Pull out the lines of the records from the one containing "Extract all elements" through the one containing "- data-label: 1.98: [108, 70, 114, 83]", both included, and reproduce them word for word.
╔══
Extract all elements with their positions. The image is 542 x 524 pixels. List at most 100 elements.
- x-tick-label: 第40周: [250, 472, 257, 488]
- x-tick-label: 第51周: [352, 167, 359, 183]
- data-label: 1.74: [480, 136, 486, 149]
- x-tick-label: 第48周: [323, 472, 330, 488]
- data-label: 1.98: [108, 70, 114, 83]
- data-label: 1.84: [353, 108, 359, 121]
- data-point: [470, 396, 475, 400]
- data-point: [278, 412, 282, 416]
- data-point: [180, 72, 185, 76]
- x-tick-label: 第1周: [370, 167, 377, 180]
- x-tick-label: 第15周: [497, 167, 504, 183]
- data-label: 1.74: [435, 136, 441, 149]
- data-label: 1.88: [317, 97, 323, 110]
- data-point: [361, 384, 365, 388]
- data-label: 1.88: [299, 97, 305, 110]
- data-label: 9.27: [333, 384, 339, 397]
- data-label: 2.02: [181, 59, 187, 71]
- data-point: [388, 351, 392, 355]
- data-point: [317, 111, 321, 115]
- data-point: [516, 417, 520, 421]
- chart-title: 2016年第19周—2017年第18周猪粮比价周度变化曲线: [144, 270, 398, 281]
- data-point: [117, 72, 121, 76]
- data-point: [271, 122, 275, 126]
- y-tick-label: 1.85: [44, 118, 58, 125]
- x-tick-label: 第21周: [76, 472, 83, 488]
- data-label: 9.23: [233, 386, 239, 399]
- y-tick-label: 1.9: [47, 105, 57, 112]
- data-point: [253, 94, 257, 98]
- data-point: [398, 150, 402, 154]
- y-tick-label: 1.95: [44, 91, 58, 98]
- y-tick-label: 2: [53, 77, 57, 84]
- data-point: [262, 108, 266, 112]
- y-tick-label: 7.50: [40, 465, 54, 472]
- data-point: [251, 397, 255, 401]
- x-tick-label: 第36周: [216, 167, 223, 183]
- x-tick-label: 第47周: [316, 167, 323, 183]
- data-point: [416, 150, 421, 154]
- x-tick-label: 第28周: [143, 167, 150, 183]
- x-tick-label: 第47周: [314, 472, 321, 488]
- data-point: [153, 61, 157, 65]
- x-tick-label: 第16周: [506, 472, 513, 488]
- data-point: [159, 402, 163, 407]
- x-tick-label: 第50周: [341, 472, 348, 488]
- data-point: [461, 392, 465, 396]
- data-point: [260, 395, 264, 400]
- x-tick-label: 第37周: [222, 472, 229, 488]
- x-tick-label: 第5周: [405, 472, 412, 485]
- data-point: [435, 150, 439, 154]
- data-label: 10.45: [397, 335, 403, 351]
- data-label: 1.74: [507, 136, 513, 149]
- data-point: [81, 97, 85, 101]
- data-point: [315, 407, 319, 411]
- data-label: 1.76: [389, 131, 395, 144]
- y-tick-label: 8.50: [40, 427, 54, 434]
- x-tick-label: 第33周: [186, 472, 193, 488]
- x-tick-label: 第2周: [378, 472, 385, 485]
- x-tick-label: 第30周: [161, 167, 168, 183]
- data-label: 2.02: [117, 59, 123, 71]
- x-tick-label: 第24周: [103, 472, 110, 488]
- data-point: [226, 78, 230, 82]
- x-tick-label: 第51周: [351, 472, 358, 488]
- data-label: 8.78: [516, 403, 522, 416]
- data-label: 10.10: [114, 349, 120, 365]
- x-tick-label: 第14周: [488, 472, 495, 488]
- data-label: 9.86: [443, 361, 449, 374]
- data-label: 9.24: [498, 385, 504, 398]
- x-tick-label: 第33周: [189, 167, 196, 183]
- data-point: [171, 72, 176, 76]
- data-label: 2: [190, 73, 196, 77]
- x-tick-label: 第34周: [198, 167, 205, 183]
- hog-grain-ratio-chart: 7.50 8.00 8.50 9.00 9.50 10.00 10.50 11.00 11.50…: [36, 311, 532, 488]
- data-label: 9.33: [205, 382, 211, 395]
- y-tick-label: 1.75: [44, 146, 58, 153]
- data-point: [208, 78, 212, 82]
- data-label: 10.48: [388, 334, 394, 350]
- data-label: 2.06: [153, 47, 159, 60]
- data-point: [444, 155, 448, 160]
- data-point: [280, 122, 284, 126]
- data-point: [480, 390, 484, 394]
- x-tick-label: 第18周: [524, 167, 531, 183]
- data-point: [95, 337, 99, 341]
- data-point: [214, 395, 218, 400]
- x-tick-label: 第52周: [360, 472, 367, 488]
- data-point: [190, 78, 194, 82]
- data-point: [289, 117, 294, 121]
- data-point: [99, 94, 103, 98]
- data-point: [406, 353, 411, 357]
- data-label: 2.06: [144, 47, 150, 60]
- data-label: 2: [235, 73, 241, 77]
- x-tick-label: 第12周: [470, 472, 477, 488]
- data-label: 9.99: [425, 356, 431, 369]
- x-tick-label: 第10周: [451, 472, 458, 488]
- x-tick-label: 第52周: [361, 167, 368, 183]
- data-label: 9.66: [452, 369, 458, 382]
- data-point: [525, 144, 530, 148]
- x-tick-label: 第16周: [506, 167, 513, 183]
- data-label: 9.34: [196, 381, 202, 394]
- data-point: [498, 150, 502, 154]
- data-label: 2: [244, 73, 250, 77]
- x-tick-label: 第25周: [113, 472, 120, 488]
╚══
╔══
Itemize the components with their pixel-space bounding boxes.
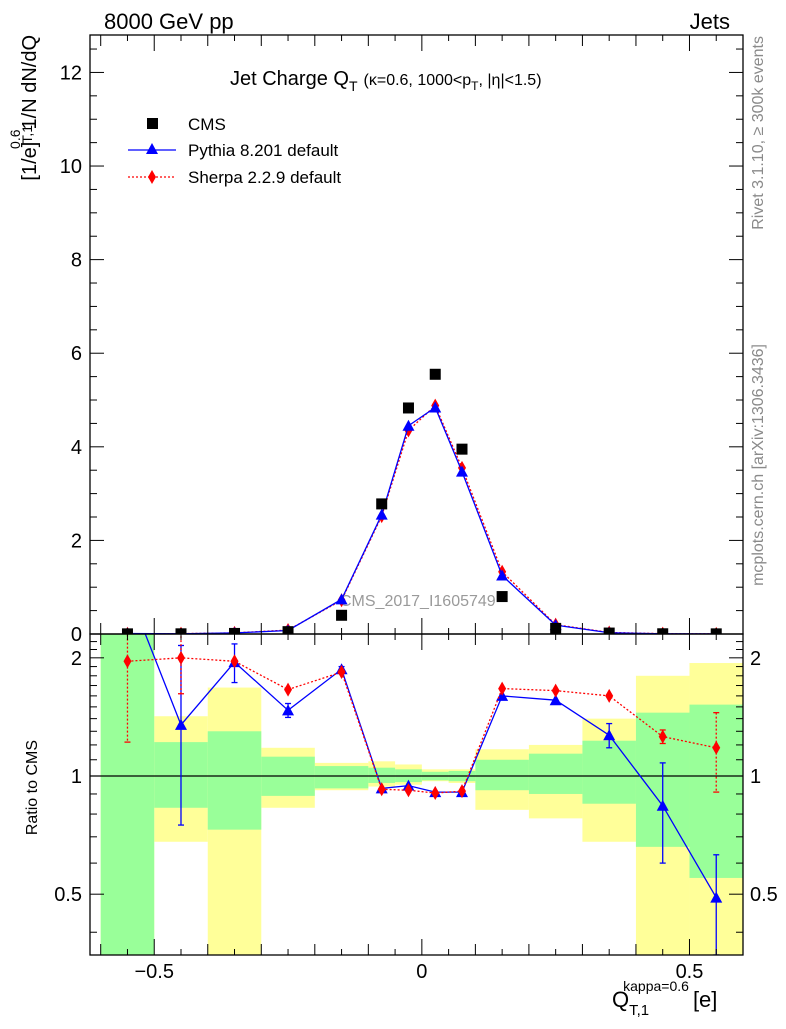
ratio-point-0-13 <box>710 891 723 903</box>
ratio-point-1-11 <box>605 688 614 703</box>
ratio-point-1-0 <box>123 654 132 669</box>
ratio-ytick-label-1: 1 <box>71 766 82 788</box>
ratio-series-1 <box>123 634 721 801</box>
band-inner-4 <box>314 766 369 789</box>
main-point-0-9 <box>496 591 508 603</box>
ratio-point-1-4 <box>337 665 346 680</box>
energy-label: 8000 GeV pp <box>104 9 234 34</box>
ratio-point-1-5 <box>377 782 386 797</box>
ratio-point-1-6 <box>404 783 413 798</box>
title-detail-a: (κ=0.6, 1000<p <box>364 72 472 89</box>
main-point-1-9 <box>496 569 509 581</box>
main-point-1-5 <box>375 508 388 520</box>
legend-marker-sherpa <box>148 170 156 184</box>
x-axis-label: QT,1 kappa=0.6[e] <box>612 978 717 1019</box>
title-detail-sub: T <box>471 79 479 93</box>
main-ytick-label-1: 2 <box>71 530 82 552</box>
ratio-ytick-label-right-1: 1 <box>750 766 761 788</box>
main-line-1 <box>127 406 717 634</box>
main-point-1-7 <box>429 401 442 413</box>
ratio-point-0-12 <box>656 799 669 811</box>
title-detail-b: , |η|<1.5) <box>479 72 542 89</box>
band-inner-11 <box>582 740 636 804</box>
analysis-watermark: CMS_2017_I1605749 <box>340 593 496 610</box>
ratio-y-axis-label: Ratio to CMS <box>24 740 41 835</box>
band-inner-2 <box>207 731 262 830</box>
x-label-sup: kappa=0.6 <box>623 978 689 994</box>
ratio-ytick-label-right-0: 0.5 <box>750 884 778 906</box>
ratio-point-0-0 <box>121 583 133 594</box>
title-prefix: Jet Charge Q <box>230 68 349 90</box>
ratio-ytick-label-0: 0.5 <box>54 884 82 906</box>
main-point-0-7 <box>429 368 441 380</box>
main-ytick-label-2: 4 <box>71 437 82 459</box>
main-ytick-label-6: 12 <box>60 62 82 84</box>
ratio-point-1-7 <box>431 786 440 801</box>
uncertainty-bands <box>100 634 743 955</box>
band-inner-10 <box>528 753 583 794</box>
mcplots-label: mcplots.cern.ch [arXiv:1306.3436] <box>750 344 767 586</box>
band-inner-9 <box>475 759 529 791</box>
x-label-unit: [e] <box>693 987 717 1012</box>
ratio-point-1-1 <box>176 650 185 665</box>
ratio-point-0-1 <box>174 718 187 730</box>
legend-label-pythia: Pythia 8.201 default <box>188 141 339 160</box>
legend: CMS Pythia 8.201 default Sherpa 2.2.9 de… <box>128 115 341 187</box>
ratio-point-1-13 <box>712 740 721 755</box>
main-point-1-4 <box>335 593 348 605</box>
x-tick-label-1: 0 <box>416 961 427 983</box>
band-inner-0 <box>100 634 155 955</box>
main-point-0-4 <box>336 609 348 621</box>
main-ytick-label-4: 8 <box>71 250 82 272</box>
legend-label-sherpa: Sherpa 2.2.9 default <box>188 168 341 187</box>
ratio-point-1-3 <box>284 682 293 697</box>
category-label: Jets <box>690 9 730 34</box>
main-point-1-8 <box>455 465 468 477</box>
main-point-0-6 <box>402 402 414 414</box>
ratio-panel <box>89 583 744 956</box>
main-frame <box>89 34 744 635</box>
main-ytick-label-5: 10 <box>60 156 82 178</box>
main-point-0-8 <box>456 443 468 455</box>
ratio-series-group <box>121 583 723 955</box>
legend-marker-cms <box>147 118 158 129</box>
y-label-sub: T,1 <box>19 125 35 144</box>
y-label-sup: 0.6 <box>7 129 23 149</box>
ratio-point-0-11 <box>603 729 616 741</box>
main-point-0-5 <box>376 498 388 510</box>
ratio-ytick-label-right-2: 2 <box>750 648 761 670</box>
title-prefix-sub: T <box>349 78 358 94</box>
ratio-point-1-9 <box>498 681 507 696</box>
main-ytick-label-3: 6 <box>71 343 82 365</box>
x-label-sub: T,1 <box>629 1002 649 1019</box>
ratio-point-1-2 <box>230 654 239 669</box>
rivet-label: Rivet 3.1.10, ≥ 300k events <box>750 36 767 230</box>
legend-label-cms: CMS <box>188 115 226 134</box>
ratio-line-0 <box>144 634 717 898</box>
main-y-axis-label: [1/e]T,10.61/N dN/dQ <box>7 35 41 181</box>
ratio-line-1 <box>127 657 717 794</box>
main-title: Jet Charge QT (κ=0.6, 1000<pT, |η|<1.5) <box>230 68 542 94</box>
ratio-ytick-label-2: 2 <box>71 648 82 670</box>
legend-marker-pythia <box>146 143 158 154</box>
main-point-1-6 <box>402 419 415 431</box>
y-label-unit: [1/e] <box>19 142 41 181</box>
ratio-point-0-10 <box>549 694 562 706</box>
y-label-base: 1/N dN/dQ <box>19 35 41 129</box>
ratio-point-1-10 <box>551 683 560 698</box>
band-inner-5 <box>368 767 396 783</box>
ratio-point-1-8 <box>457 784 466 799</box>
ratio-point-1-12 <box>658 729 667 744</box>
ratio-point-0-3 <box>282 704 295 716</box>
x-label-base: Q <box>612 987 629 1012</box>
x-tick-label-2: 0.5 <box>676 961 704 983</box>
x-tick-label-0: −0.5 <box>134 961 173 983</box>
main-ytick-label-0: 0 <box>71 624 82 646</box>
╚══
Output of the exercise =
Extract all elements with their positions. The image is 542 x 524 pixels. List at most 100 elements.
- x-tick-label: 第40周: [250, 472, 257, 488]
- x-tick-label: 第51周: [352, 167, 359, 183]
- data-label: 1.74: [480, 136, 486, 149]
- x-tick-label: 第48周: [323, 472, 330, 488]
- data-label: 1.98: [108, 70, 114, 83]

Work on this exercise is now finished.